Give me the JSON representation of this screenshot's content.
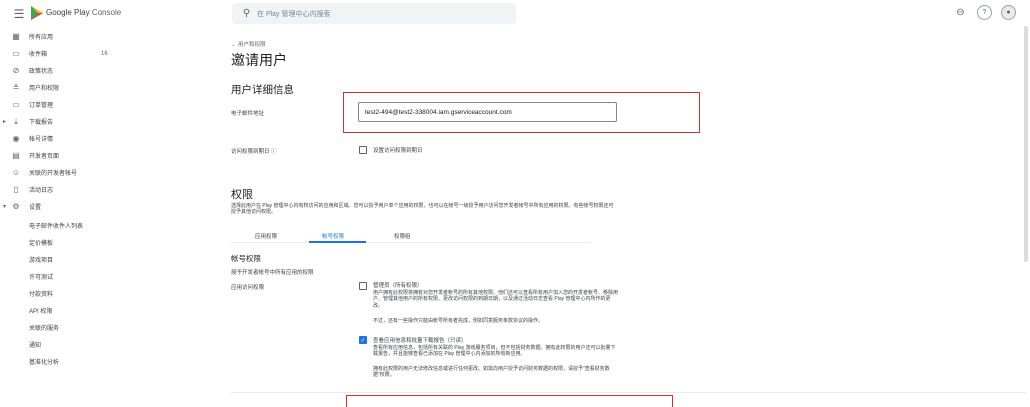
{
  "topbar": {
    "brand_a": "Google Play",
    "brand_b": "Console",
    "search_placeholder": "在 Play 管理中心内搜索",
    "icons": [
      "link-icon",
      "help-icon",
      "account-avatar-icon"
    ]
  },
  "sidebar": {
    "items": [
      {
        "label": "所有应用",
        "icon": "apps-grid-icon"
      },
      {
        "label": "收件箱",
        "icon": "inbox-icon",
        "badge": "16"
      },
      {
        "label": "政策状态",
        "icon": "policy-check-icon"
      },
      {
        "label": "用户和权限",
        "icon": "users-icon"
      },
      {
        "label": "订单管理",
        "icon": "card-icon"
      },
      {
        "label": "下载报告",
        "icon": "download-icon"
      },
      {
        "label": "帐号详情",
        "icon": "account-circle-icon"
      },
      {
        "label": "开发者页面",
        "icon": "page-icon"
      },
      {
        "label": "关联的开发者帐号",
        "icon": "linked-account-icon"
      },
      {
        "label": "活动日志",
        "icon": "log-icon"
      },
      {
        "label": "设置",
        "icon": "gear-icon"
      }
    ],
    "sub_items": [
      "电子邮件收件人列表",
      "定价模板",
      "游戏项目",
      "许可测试",
      "付款资料",
      "API 权限",
      "关联的服务",
      "通知",
      "基准化分析"
    ]
  },
  "main": {
    "back_label": "用户和权限",
    "title": "邀请用户",
    "user_details_heading": "用户详细信息",
    "email_label": "电子邮件地址",
    "email_value": "test2-494@test2-338004.iam.gserviceaccount.com",
    "expiry_label": "访问权限到期日",
    "expiry_checkbox_label": "设置访问权限到期日",
    "permissions_heading": "权限",
    "permissions_desc": "选择此用户在 Play 管理中心内有权访问的应用和区域。您可以授予用户单个应用的权限，也可以在帐号一级授予用户访问您开发者帐号中所有应用的权限。有些帐号权限还可授予其他访问权限。",
    "tabs": [
      "应用权限",
      "帐号权限",
      "权限组"
    ],
    "active_tab": 1,
    "account_perms_heading": "帐号权限",
    "account_perms_sub": "授予开发者帐号中所有应用的权限",
    "app_access_label": "应用访问权限",
    "perm_admin_title": "管理员（所有权限）",
    "perm_admin_desc": "用户拥有此权限将拥有对您开发者帐号的所有其他权限。他们还可以查看所有用户加入您的开发者帐号、移除用户、管理其他用户的所有权限、更改访问权限的到期日期，以及通过活动日志查看 Play 管理中心内所作的更改。",
    "perm_admin_note": "不过，还有一些操作只能由帐号所有者完成，例如同意服务条款协议的操作。",
    "perm_view_title": "查看应用信息和批量下载报告（只读）",
    "perm_view_desc": "查看所有应用信息，包括所有关联的 Play 游戏服务项目，但不包括财务数据。拥有此权限的用户还可以批量下载报告，并且能够查看已添加在 Play 管理中心内添加的所有新应用。",
    "perm_view_note": "拥有此权限的用户无法修改信息或进行任何更改。如需向用户授予访问财务数据的权限，请授予“查看财务数据”权限。",
    "perm_admin_checked": false,
    "perm_view_checked": true
  }
}
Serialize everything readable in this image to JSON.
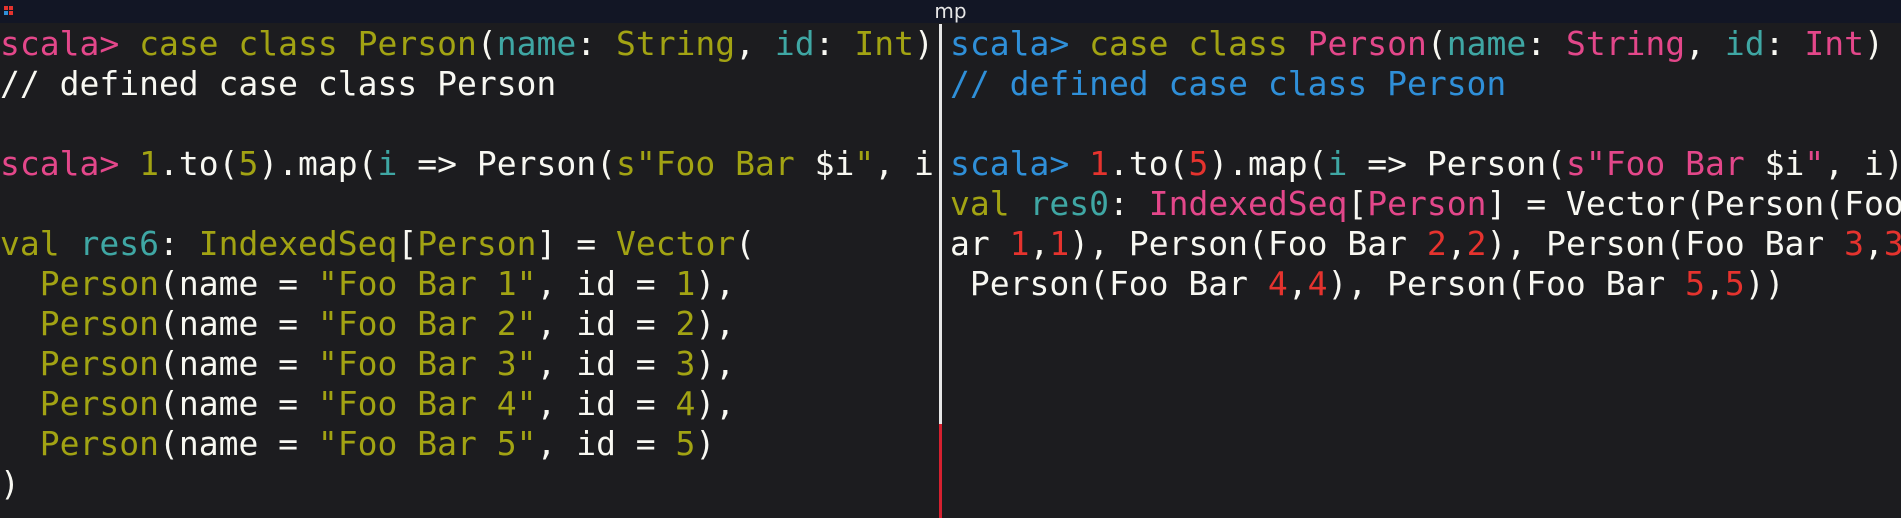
{
  "window": {
    "title": "mp"
  },
  "colors": {
    "background": "#1c1c1f",
    "titlebar": "#121625",
    "default_text": "#f8f8f2",
    "pink_prompt": "#e3478a",
    "olive_keyword": "#a2a313",
    "teal_identifier": "#3fa7a4",
    "blue_prompt": "#2f8fd8",
    "magenta_type": "#e3478a",
    "red_literal": "#e5332e",
    "divider_active": "#e6e6e6",
    "divider_inactive": "#d5202f"
  },
  "panes": {
    "left": {
      "lines": [
        [
          [
            "scala> ",
            "pink"
          ],
          [
            "case class ",
            "olive"
          ],
          [
            "Person",
            "olive"
          ],
          [
            "(",
            "default"
          ],
          [
            "name",
            "teal"
          ],
          [
            ": ",
            "default"
          ],
          [
            "String",
            "olive"
          ],
          [
            ", ",
            "default"
          ],
          [
            "id",
            "teal"
          ],
          [
            ": ",
            "default"
          ],
          [
            "Int",
            "olive"
          ],
          [
            ")",
            "default"
          ]
        ],
        [
          [
            "// defined case class Person",
            "default"
          ]
        ],
        [],
        [
          [
            "scala> ",
            "pink"
          ],
          [
            "1",
            "olive"
          ],
          [
            ".to(",
            "default"
          ],
          [
            "5",
            "olive"
          ],
          [
            ").map(",
            "default"
          ],
          [
            "i",
            "teal"
          ],
          [
            " => Person(",
            "default"
          ],
          [
            "s\"Foo Bar ",
            "olive"
          ],
          [
            "$i",
            "default"
          ],
          [
            "\"",
            "olive"
          ],
          [
            ", i))",
            "default"
          ]
        ],
        [],
        [
          [
            "val ",
            "olive"
          ],
          [
            "res6",
            "teal"
          ],
          [
            ": ",
            "default"
          ],
          [
            "IndexedSeq",
            "olive"
          ],
          [
            "[",
            "default"
          ],
          [
            "Person",
            "olive"
          ],
          [
            "] = ",
            "default"
          ],
          [
            "Vector",
            "olive"
          ],
          [
            "(",
            "default"
          ]
        ],
        [
          [
            "  ",
            "default"
          ],
          [
            "Person",
            "olive"
          ],
          [
            "(name = ",
            "default"
          ],
          [
            "\"Foo Bar 1\"",
            "olive"
          ],
          [
            ", id = ",
            "default"
          ],
          [
            "1",
            "olive"
          ],
          [
            "),",
            "default"
          ]
        ],
        [
          [
            "  ",
            "default"
          ],
          [
            "Person",
            "olive"
          ],
          [
            "(name = ",
            "default"
          ],
          [
            "\"Foo Bar 2\"",
            "olive"
          ],
          [
            ", id = ",
            "default"
          ],
          [
            "2",
            "olive"
          ],
          [
            "),",
            "default"
          ]
        ],
        [
          [
            "  ",
            "default"
          ],
          [
            "Person",
            "olive"
          ],
          [
            "(name = ",
            "default"
          ],
          [
            "\"Foo Bar 3\"",
            "olive"
          ],
          [
            ", id = ",
            "default"
          ],
          [
            "3",
            "olive"
          ],
          [
            "),",
            "default"
          ]
        ],
        [
          [
            "  ",
            "default"
          ],
          [
            "Person",
            "olive"
          ],
          [
            "(name = ",
            "default"
          ],
          [
            "\"Foo Bar 4\"",
            "olive"
          ],
          [
            ", id = ",
            "default"
          ],
          [
            "4",
            "olive"
          ],
          [
            "),",
            "default"
          ]
        ],
        [
          [
            "  ",
            "default"
          ],
          [
            "Person",
            "olive"
          ],
          [
            "(name = ",
            "default"
          ],
          [
            "\"Foo Bar 5\"",
            "olive"
          ],
          [
            ", id = ",
            "default"
          ],
          [
            "5",
            "olive"
          ],
          [
            ")",
            "default"
          ]
        ],
        [
          [
            ")",
            "default"
          ]
        ]
      ]
    },
    "right": {
      "lines": [
        [
          [
            "scala> ",
            "blue"
          ],
          [
            "case class ",
            "olive"
          ],
          [
            "Person",
            "magenta"
          ],
          [
            "(",
            "default"
          ],
          [
            "name",
            "teal"
          ],
          [
            ": ",
            "default"
          ],
          [
            "String",
            "magenta"
          ],
          [
            ", ",
            "default"
          ],
          [
            "id",
            "teal"
          ],
          [
            ": ",
            "default"
          ],
          [
            "Int",
            "magenta"
          ],
          [
            ")",
            "default"
          ]
        ],
        [
          [
            "// defined case class Person",
            "blue"
          ]
        ],
        [],
        [
          [
            "scala> ",
            "blue"
          ],
          [
            "1",
            "red"
          ],
          [
            ".to(",
            "default"
          ],
          [
            "5",
            "red"
          ],
          [
            ").map(",
            "default"
          ],
          [
            "i",
            "teal"
          ],
          [
            " => Person(",
            "default"
          ],
          [
            "s\"Foo Bar ",
            "magenta"
          ],
          [
            "$i",
            "default"
          ],
          [
            "\"",
            "magenta"
          ],
          [
            ", i))",
            "default"
          ]
        ],
        [
          [
            "val ",
            "olive"
          ],
          [
            "res0",
            "teal"
          ],
          [
            ": ",
            "default"
          ],
          [
            "IndexedSeq",
            "magenta"
          ],
          [
            "[",
            "default"
          ],
          [
            "Person",
            "magenta"
          ],
          [
            "] = Vector(Person(Foo B",
            "default"
          ]
        ],
        [
          [
            "ar ",
            "default"
          ],
          [
            "1",
            "red"
          ],
          [
            ",",
            "default"
          ],
          [
            "1",
            "red"
          ],
          [
            "), Person(Foo Bar ",
            "default"
          ],
          [
            "2",
            "red"
          ],
          [
            ",",
            "default"
          ],
          [
            "2",
            "red"
          ],
          [
            "), Person(Foo Bar ",
            "default"
          ],
          [
            "3",
            "red"
          ],
          [
            ",",
            "default"
          ],
          [
            "3",
            "red"
          ],
          [
            "),",
            "default"
          ]
        ],
        [
          [
            " Person(Foo Bar ",
            "default"
          ],
          [
            "4",
            "red"
          ],
          [
            ",",
            "default"
          ],
          [
            "4",
            "red"
          ],
          [
            "), Person(Foo Bar ",
            "default"
          ],
          [
            "5",
            "red"
          ],
          [
            ",",
            "default"
          ],
          [
            "5",
            "red"
          ],
          [
            "))",
            "default"
          ]
        ]
      ]
    }
  }
}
▬▬▬▬▬▬▬▬▬▬
# Stated problem
Search the data above for the string "Play" and copy each line that has it.

# Complete answer
    "brand_a": "Google Play",
    "search_placeholder": "在 Play 管理中心内搜索",
    "permissions_desc": "选择此用户在 Play 管理中心内有权访问的应用和区域。您可以授予用户单个应用的权限，也可以在帐号一级授予用户访问您开发者帐号中所有应用的权限。有些帐号权限还可授予其他访问权限。",
    "perm_admin_desc": "用户拥有此权限将拥有对您开发者帐号的所有其他权限。他们还可以查看所有用户加入您的开发者帐号、移除用户、管理其他用户的所有权限、更改访问权限的到期日期，以及通过活动日志查看 Play 管理中心内所作的更改。",
    "perm_view_desc": "查看所有应用信息，包括所有关联的 Play 游戏服务项目，但不包括财务数据。拥有此权限的用户还可以批量下载报告，并且能够查看已添加在 Play 管理中心内添加的所有新应用。",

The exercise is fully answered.